━━━ RECORDS FOR THE EXERCISE ━━━

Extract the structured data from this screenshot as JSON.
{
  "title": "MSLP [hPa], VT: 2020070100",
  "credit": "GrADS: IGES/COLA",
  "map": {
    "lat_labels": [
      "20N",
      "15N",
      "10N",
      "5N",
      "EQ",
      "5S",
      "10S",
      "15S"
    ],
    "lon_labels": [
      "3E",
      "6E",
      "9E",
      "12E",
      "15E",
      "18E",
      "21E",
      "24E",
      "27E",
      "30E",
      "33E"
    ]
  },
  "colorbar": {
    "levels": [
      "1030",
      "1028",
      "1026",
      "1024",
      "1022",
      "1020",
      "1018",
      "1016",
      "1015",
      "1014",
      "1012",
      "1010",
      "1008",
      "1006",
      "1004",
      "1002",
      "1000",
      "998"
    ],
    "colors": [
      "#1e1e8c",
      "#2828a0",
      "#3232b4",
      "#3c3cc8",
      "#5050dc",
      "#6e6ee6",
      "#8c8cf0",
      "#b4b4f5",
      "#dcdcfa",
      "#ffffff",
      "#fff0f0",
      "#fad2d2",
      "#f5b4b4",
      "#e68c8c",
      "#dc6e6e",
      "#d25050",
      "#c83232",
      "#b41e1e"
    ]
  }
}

━━━

=== GOAL ===
All of the material above needs to be retyped word for word.

=== FINISHED ANSWER ===
Extract the structured data from this screenshot as JSON.
{
  "title": "MSLP [hPa], VT: 2020070100",
  "credit": "GrADS: IGES/COLA",
  "map": {
    "lat_labels": [
      "20N",
      "15N",
      "10N",
      "5N",
      "EQ",
      "5S",
      "10S",
      "15S"
    ],
    "lon_labels": [
      "3E",
      "6E",
      "9E",
      "12E",
      "15E",
      "18E",
      "21E",
      "24E",
      "27E",
      "30E",
      "33E"
    ]
  },
  "colorbar": {
    "levels": [
      "1030",
      "1028",
      "1026",
      "1024",
      "1022",
      "1020",
      "1018",
      "1016",
      "1015",
      "1014",
      "1012",
      "1010",
      "1008",
      "1006",
      "1004",
      "1002",
      "1000",
      "998"
    ],
    "colors": [
      "#1e1e8c",
      "#2828a0",
      "#3232b4",
      "#3c3cc8",
      "#5050dc",
      "#6e6ee6",
      "#8c8cf0",
      "#b4b4f5",
      "#dcdcfa",
      "#ffffff",
      "#fff0f0",
      "#fad2d2",
      "#f5b4b4",
      "#e68c8c",
      "#dc6e6e",
      "#d25050",
      "#c83232",
      "#b41e1e"
    ]
  }
}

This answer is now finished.